**EXERCISE TASK:** Write out every entry exactly as it stands.

**DATA TO PROCESS:**

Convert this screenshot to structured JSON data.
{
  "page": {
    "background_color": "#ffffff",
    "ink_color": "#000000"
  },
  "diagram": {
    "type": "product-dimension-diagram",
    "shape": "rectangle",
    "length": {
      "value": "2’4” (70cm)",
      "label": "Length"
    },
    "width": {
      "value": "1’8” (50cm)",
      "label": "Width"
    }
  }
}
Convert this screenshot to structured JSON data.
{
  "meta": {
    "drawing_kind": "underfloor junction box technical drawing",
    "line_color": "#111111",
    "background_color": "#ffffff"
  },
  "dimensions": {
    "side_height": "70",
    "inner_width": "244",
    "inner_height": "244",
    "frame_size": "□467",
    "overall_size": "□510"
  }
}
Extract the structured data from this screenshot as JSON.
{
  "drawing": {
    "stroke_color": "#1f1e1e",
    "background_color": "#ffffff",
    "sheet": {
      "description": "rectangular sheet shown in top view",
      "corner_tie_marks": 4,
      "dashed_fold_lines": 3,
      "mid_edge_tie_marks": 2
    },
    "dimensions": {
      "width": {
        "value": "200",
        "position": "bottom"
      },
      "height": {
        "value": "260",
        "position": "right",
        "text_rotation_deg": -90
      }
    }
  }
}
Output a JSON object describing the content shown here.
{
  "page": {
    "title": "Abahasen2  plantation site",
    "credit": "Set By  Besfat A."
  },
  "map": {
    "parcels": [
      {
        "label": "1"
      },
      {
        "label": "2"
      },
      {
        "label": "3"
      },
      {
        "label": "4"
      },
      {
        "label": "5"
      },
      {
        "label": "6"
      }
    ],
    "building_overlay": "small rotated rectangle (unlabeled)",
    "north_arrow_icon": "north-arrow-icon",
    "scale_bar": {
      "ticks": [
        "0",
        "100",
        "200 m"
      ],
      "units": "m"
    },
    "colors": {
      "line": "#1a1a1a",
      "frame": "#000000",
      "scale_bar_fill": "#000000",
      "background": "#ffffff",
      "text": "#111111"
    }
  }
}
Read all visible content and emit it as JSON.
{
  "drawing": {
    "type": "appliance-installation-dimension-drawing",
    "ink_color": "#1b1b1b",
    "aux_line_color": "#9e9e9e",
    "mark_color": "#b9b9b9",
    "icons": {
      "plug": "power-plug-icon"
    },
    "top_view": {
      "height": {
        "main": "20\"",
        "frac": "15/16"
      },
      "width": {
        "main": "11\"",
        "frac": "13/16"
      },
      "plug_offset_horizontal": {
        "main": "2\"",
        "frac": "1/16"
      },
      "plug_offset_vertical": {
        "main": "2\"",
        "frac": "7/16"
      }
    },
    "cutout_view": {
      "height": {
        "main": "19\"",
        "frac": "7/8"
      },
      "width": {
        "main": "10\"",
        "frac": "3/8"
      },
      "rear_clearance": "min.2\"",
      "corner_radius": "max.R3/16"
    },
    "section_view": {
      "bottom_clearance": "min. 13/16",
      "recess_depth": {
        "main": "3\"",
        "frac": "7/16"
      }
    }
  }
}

**CORRECT ANSWER:**
Convert this screenshot to structured JSON data.
{
  "page": {
    "background_color": "#ffffff",
    "ink_color": "#000000"
  },
  "diagram": {
    "type": "product-dimension-diagram",
    "shape": "rectangle",
    "length": {
      "value": "2’4” (70cm)",
      "label": "Length"
    },
    "width": {
      "value": "1’8” (50cm)",
      "label": "Width"
    }
  }
}
Convert this screenshot to structured JSON data.
{
  "meta": {
    "drawing_kind": "underfloor junction box technical drawing",
    "line_color": "#111111",
    "background_color": "#ffffff"
  },
  "dimensions": {
    "side_height": "70",
    "inner_width": "244",
    "inner_height": "244",
    "frame_size": "□467",
    "overall_size": "□510"
  }
}
Extract the structured data from this screenshot as JSON.
{
  "drawing": {
    "stroke_color": "#1f1e1e",
    "background_color": "#ffffff",
    "sheet": {
      "description": "rectangular sheet shown in top view",
      "corner_tie_marks": 4,
      "dashed_fold_lines": 3,
      "mid_edge_tie_marks": 2
    },
    "dimensions": {
      "width": {
        "value": "200",
        "position": "bottom"
      },
      "height": {
        "value": "260",
        "position": "right",
        "text_rotation_deg": -90
      }
    }
  }
}
Output a JSON object describing the content shown here.
{
  "page": {
    "title": "Abahasen2  plantation site",
    "credit": "Set By  Besfat A."
  },
  "map": {
    "parcels": [
      {
        "label": "1"
      },
      {
        "label": "2"
      },
      {
        "label": "3"
      },
      {
        "label": "4"
      },
      {
        "label": "5"
      },
      {
        "label": "6"
      }
    ],
    "building_overlay": "small rotated rectangle (unlabeled)",
    "north_arrow_icon": "north-arrow-icon",
    "scale_bar": {
      "ticks": [
        "0",
        "100",
        "200 m"
      ],
      "units": "m"
    },
    "colors": {
      "line": "#1a1a1a",
      "frame": "#000000",
      "scale_bar_fill": "#000000",
      "background": "#ffffff",
      "text": "#111111"
    }
  }
}
Read all visible content and emit it as JSON.
{
  "drawing": {
    "type": "appliance-installation-dimension-drawing",
    "ink_color": "#1b1b1b",
    "aux_line_color": "#9e9e9e",
    "mark_color": "#b9b9b9",
    "icons": {
      "plug": "power-plug-icon"
    },
    "top_view": {
      "height": {
        "main": "20\"",
        "frac": "15/16"
      },
      "width": {
        "main": "11\"",
        "frac": "13/16"
      },
      "plug_offset_horizontal": {
        "main": "2\"",
        "frac": "1/16"
      },
      "plug_offset_vertical": {
        "main": "2\"",
        "frac": "7/16"
      }
    },
    "cutout_view": {
      "height": {
        "main": "19\"",
        "frac": "7/8"
      },
      "width": {
        "main": "10\"",
        "frac": "3/8"
      },
      "rear_clearance": "min.2\"",
      "corner_radius": "max.R3/16"
    },
    "section_view": {
      "bottom_clearance": "min. 13/16",
      "recess_depth": {
        "main": "3\"",
        "frac": "7/16"
      }
    }
  }
}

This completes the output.